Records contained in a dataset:
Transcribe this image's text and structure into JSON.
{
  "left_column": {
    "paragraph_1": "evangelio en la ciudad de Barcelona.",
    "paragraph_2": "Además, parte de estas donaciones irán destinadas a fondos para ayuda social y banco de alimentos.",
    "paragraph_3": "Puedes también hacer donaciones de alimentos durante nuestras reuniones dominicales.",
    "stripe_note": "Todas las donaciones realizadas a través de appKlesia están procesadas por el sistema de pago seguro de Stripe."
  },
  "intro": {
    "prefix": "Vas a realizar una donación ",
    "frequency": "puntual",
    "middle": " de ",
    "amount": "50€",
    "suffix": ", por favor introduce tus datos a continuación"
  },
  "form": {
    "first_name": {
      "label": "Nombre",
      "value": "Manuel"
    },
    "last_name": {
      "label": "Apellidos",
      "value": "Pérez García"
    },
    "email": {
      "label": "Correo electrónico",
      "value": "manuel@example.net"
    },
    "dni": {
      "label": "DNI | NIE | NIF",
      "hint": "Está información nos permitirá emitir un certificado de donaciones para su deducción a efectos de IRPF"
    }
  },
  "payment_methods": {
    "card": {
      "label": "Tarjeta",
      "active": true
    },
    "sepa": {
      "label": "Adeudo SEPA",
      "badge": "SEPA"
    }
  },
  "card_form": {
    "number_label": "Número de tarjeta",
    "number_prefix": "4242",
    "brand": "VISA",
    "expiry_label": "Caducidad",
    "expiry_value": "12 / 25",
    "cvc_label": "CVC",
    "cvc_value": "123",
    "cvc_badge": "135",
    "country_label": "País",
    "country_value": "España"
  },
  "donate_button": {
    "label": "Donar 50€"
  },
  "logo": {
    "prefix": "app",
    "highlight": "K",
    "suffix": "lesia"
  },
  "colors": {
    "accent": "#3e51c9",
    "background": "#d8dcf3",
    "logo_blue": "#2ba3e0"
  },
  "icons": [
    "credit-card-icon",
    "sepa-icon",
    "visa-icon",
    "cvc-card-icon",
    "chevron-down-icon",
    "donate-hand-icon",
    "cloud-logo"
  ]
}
...
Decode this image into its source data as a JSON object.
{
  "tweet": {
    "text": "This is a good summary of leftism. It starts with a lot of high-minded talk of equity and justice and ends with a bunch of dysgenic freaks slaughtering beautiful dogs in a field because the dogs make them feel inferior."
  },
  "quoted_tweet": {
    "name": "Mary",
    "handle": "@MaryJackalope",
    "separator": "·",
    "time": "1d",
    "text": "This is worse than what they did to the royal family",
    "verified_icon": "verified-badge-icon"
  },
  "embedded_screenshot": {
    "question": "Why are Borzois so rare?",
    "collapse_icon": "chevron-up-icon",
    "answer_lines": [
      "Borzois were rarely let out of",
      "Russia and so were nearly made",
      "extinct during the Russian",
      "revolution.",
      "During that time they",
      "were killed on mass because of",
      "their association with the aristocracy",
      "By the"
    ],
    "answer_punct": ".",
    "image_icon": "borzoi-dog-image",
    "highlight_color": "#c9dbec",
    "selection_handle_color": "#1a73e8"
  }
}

▶ [WHAT THE TASK ASKS]: Search the data for the word "with" and copy each line where it appears.

▶ [PROBLEM SOLUTION]:
    "text": "This is a good summary of leftism. It starts with a lot of high-minded talk of equity and justice and ends with a bunch of dysgenic freaks slaughtering beautiful dogs in a field because the dogs make them feel inferior."
      "their association with the aristocracy",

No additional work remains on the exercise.